> **Written request**
Pick out every line with the word "type" and copy it.

Stored entries
/---

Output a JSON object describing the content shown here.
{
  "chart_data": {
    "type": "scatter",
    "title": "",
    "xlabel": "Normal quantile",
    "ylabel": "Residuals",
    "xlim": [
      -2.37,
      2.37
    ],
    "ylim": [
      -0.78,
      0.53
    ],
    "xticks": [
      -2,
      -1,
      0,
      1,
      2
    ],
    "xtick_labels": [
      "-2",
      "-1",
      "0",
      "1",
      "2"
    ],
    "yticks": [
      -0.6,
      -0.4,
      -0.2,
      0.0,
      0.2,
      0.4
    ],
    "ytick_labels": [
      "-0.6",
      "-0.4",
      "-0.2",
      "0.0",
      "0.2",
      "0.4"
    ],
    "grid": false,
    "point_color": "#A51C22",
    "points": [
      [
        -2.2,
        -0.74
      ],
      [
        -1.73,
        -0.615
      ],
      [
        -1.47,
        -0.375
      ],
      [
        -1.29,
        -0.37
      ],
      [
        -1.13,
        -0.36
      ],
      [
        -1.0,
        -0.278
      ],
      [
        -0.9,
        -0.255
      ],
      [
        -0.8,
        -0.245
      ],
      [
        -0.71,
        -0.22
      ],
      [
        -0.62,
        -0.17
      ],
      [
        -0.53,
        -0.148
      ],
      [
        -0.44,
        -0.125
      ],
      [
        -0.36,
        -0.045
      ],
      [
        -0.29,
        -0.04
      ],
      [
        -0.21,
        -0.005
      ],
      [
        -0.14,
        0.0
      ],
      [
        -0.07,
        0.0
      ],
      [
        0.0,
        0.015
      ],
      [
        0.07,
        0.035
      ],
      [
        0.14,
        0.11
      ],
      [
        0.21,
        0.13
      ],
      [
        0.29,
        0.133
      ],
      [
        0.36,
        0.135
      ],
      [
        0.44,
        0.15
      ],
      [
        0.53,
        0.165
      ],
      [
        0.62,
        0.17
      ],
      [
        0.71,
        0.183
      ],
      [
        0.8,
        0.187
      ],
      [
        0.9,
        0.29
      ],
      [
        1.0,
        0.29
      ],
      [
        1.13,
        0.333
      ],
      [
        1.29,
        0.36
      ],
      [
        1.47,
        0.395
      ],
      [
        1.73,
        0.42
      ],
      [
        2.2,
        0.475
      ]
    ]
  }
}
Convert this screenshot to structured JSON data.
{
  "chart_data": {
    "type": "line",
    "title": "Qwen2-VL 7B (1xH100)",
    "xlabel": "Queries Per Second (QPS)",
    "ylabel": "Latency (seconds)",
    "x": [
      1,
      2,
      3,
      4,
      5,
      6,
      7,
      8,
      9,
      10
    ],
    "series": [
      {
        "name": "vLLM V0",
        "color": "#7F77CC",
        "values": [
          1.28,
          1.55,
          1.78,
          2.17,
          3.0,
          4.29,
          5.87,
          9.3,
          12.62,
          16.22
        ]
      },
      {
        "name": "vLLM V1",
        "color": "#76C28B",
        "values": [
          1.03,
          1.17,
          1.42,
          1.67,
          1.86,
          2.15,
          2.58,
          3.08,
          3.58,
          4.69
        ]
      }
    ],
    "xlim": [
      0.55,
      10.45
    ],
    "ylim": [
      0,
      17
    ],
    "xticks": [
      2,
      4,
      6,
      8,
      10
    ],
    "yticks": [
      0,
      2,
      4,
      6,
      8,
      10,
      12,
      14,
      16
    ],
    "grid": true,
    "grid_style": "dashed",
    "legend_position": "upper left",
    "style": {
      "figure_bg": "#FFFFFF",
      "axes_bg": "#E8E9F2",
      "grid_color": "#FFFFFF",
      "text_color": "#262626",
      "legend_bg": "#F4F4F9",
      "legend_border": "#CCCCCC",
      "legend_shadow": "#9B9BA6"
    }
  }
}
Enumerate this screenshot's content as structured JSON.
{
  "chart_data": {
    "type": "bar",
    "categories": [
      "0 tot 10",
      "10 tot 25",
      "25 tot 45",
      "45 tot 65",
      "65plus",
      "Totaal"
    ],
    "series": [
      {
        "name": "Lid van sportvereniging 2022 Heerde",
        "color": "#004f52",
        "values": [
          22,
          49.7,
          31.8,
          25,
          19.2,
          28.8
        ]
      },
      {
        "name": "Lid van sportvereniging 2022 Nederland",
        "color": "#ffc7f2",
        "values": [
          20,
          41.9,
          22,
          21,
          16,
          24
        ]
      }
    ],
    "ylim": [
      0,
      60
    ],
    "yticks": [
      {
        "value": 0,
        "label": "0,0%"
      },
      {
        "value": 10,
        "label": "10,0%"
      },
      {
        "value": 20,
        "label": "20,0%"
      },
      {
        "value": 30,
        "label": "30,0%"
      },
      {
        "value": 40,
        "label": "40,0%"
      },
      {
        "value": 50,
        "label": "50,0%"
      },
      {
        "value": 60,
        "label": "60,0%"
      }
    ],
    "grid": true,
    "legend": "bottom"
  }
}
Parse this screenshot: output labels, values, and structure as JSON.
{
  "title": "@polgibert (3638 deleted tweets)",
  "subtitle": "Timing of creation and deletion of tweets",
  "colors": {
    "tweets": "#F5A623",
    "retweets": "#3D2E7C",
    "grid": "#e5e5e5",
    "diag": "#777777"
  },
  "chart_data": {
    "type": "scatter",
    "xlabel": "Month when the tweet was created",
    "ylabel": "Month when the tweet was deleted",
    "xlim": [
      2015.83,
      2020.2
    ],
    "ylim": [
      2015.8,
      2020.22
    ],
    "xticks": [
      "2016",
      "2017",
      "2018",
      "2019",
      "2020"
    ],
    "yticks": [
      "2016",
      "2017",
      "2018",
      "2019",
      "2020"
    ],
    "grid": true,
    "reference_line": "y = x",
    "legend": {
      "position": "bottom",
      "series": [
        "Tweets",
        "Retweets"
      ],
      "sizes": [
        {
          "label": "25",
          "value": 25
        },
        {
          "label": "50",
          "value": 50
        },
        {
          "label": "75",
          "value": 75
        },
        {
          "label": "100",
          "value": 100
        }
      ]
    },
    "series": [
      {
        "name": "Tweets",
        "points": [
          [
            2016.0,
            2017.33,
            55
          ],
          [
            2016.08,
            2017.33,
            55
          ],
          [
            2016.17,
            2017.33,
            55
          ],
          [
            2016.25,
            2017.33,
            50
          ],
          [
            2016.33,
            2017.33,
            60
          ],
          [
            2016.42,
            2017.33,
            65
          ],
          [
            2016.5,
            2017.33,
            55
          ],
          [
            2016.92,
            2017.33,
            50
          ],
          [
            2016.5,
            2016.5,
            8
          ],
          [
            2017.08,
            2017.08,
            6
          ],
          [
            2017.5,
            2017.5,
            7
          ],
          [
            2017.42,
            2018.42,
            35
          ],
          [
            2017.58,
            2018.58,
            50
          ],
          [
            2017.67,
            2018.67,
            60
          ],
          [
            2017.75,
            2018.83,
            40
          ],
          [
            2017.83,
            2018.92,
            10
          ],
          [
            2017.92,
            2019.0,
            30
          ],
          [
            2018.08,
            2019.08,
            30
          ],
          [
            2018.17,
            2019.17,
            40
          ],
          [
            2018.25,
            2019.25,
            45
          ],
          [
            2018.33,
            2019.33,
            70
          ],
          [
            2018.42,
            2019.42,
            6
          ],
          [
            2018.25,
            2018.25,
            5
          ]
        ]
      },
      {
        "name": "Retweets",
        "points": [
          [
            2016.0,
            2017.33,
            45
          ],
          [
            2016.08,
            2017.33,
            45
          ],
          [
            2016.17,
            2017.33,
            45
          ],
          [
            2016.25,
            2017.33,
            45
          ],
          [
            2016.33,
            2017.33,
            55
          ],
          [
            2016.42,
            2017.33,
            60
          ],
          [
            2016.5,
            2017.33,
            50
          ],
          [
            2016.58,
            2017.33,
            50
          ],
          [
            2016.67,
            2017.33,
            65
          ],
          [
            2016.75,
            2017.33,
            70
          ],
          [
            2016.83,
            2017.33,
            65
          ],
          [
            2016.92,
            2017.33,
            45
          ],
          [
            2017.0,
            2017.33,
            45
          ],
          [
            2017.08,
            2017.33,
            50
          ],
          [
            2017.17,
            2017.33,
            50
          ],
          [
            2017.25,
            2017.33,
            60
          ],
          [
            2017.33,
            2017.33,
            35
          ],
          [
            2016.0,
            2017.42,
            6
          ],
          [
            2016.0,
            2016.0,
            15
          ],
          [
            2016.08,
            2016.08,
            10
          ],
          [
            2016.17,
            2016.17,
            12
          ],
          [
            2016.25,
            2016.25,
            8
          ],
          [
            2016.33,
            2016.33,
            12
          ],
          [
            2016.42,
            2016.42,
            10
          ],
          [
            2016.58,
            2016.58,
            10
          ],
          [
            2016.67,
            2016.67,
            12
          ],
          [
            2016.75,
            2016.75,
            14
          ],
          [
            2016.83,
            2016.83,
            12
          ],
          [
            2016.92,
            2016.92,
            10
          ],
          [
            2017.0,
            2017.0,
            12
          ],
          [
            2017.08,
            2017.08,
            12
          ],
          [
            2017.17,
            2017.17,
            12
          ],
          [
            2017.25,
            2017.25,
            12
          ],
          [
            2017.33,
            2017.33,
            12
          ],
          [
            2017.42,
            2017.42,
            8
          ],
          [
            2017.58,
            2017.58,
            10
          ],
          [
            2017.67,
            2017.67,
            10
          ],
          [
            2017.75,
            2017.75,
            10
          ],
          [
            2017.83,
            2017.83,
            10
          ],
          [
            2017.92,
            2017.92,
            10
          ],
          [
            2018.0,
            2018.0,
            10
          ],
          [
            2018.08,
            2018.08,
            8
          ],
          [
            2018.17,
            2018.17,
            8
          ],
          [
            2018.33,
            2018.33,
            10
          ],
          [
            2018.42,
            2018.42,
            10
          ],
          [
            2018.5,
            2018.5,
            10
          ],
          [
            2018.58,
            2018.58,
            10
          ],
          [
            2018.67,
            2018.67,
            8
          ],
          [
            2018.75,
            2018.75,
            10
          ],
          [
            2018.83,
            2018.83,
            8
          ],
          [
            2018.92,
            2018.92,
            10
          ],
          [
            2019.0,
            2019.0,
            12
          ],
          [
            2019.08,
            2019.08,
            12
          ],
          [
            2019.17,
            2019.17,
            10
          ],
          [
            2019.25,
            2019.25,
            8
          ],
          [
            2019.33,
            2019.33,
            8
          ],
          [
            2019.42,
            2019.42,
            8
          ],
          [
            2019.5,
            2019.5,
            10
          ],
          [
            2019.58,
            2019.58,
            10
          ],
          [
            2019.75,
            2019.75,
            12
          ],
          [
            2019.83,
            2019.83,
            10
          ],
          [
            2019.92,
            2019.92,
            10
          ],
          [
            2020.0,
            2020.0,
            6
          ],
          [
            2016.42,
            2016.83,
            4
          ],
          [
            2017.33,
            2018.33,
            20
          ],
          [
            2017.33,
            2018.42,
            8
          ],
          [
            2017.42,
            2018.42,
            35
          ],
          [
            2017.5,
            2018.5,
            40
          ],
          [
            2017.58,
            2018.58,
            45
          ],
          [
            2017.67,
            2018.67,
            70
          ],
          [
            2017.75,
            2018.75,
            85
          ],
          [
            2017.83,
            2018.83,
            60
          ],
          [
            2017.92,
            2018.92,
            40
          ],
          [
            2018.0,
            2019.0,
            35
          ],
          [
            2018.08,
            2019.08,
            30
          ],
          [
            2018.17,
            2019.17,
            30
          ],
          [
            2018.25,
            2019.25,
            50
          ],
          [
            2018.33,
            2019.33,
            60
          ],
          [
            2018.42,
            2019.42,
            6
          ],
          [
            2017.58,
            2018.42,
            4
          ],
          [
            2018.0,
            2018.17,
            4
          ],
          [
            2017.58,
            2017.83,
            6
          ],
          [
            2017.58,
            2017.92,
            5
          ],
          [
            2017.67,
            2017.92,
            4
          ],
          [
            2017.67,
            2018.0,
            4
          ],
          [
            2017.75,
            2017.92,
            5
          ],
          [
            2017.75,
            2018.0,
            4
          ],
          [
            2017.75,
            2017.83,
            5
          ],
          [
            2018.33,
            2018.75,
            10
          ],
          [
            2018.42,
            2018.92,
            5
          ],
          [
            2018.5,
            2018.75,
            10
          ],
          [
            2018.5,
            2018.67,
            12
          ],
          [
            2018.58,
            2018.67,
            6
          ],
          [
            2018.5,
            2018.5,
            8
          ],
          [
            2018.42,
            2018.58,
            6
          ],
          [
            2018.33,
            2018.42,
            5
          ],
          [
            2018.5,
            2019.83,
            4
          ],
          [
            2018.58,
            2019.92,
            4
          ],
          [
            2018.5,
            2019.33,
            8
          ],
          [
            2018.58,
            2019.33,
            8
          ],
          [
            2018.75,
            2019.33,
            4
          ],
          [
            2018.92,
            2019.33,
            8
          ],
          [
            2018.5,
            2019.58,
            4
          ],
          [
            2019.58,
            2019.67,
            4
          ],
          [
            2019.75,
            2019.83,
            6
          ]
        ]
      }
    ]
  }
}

\---

> **Correct output**
    "type": "scatter",
    "type": "line",
    "type": "bar",
    "type": "scatter",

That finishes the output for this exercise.